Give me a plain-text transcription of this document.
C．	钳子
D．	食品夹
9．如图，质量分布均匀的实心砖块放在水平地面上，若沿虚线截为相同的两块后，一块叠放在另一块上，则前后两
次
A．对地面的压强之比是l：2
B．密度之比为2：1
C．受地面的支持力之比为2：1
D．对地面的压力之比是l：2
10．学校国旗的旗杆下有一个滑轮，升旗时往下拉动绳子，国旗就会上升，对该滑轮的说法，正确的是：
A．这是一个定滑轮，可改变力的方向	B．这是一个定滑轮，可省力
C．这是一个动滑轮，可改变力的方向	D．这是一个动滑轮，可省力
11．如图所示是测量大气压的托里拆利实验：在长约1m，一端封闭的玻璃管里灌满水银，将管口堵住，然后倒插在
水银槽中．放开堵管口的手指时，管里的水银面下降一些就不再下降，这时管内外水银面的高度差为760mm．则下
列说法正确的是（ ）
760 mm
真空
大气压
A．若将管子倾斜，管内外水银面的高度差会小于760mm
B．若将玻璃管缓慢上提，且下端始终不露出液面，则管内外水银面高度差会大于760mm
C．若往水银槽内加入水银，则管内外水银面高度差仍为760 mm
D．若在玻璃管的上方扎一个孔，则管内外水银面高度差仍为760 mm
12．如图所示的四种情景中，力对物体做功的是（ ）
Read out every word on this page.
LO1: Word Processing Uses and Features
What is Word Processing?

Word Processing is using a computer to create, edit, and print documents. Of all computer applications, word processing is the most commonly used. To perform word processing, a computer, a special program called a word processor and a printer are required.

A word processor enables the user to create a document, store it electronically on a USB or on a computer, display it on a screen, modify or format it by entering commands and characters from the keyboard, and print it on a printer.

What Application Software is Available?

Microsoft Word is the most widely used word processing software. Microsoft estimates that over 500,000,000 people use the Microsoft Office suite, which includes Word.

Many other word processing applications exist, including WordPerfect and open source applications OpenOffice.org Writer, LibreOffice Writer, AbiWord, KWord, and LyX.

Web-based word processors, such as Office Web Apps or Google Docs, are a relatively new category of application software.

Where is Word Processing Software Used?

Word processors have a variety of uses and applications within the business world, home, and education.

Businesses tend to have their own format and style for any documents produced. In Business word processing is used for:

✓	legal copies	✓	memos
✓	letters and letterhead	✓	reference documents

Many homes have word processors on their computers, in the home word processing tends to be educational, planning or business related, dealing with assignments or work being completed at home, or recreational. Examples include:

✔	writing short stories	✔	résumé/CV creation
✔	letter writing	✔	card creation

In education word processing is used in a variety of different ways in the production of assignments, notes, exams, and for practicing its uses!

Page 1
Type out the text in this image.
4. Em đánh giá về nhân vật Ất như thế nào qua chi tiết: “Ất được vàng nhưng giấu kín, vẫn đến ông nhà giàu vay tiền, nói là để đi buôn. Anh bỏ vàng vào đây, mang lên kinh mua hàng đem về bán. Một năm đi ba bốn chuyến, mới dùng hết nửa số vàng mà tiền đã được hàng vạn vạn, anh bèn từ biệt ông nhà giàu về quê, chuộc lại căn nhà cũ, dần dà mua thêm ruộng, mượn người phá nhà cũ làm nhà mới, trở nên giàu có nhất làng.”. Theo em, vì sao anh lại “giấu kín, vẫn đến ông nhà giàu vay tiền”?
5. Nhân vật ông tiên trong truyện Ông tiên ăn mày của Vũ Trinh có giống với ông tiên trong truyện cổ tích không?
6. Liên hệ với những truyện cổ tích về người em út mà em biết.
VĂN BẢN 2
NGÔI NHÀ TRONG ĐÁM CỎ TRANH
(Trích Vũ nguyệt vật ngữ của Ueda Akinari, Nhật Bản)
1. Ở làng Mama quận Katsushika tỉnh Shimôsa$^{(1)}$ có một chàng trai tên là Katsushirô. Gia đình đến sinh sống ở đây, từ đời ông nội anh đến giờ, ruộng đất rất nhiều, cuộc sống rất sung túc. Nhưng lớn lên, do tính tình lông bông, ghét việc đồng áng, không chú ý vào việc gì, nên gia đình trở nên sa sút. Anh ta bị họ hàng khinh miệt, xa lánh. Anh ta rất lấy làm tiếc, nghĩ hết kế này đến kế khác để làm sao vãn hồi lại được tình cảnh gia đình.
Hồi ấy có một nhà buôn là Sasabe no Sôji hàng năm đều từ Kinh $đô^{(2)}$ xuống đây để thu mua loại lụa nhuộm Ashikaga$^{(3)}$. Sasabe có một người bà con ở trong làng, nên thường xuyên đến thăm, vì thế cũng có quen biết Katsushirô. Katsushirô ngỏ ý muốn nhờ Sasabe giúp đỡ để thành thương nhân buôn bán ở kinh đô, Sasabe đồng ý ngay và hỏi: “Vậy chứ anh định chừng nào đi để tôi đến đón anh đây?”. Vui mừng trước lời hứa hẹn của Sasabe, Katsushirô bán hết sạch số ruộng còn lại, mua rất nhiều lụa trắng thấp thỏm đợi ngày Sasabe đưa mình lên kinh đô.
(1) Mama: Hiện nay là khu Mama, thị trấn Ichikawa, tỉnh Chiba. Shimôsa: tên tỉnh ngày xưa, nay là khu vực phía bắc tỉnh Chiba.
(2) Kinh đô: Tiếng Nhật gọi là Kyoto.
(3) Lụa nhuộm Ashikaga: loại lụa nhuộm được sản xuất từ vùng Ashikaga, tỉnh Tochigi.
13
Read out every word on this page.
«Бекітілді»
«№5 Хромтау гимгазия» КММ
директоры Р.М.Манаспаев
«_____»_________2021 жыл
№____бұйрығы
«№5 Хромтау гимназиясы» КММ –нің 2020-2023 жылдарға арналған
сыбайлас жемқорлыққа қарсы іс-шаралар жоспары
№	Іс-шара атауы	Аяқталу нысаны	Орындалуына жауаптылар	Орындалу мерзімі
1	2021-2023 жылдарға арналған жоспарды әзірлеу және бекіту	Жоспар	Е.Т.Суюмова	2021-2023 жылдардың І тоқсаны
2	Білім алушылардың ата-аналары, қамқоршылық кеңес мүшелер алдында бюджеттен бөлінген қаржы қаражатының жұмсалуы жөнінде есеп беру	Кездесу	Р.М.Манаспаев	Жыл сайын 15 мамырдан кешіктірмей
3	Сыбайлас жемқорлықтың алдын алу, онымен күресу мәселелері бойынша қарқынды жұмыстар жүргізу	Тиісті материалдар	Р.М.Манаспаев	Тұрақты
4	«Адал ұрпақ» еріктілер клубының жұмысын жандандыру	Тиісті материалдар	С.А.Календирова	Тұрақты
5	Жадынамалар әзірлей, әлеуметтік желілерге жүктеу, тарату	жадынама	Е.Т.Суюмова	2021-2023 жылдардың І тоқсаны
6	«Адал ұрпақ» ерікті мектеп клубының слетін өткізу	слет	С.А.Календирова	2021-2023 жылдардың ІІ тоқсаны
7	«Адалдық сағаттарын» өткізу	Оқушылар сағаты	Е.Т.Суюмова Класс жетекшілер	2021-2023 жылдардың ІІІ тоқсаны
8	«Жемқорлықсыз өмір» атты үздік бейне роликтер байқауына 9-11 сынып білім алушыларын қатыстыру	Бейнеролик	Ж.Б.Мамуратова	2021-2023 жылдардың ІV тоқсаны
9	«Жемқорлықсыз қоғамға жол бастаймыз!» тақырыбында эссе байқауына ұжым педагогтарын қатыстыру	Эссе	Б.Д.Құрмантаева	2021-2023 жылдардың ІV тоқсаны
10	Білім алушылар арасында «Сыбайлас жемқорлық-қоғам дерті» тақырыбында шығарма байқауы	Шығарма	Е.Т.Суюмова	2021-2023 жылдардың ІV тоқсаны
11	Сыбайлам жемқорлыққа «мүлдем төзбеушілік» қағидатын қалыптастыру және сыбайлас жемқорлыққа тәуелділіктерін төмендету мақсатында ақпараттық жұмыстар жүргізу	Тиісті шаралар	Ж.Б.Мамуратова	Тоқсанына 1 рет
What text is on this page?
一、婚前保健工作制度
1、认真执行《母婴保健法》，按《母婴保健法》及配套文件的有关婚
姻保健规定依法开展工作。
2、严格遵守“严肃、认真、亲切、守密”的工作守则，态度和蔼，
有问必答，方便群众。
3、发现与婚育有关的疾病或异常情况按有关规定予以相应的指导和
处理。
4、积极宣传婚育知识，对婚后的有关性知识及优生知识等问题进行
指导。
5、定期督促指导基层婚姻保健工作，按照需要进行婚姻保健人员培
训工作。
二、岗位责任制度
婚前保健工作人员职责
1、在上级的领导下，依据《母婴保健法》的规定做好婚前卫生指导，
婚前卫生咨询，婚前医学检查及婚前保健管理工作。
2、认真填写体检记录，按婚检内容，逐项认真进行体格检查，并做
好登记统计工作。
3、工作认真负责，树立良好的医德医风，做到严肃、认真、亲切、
________________________
- _Written task_
Look above for the line containing "What text is on this page?", then transcribe it and all lines after it through the last, exactly and with nothing else.

- _Reply_
What text is on this page?
一、婚前保健工作制度
1、认真执行《母婴保健法》，按《母婴保健法》及配套文件的有关婚
姻保健规定依法开展工作。
2、严格遵守“严肃、认真、亲切、守密”的工作守则，态度和蔼，
有问必答，方便群众。
3、发现与婚育有关的疾病或异常情况按有关规定予以相应的指导和
处理。
4、积极宣传婚育知识，对婚后的有关性知识及优生知识等问题进行
指导。
5、定期督促指导基层婚姻保健工作，按照需要进行婚姻保健人员培
训工作。
二、岗位责任制度
婚前保健工作人员职责
1、在上级的领导下，依据《母婴保健法》的规定做好婚前卫生指导，
婚前卫生咨询，婚前医学检查及婚前保健管理工作。
2、认真填写体检记录，按婚检内容，逐项认真进行体格检查，并做
好登记统计工作。
3、工作认真负责，树立良好的医德医风，做到严肃、认真、亲切、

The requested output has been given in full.